## Work instructions
Pick out every line that holds the string "JSON" and copy it.

## Recorded data
----------------------------------------
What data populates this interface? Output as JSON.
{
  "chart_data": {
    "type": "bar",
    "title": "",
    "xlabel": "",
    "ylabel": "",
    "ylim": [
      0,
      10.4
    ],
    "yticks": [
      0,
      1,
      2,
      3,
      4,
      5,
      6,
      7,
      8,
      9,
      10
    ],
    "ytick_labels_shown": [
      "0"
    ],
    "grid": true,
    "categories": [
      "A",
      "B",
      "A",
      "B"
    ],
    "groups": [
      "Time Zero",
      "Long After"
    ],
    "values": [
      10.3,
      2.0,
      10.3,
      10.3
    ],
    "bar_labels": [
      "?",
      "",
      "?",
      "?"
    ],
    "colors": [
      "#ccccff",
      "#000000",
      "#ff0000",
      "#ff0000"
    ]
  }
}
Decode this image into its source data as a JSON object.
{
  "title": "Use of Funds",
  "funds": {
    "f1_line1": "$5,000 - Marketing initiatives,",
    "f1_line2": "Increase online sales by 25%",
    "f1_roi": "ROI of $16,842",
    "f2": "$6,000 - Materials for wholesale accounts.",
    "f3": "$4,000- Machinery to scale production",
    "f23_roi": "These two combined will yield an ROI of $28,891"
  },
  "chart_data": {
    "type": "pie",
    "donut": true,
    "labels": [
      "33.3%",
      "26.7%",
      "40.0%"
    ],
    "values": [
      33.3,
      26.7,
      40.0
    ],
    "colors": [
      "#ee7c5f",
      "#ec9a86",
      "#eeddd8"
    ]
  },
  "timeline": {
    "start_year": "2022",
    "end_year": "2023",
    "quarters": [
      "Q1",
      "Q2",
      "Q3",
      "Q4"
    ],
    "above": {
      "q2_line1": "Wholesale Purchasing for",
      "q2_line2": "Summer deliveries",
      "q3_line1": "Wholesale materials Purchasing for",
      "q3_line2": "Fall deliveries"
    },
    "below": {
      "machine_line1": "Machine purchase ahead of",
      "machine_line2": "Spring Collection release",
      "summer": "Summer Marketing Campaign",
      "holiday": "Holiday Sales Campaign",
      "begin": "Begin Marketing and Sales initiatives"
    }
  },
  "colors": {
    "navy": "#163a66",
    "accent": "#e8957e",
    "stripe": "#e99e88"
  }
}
----------------------------------------
## Exercise output
What data populates this interface? Output as JSON.
Decode this image into its source data as a JSON object.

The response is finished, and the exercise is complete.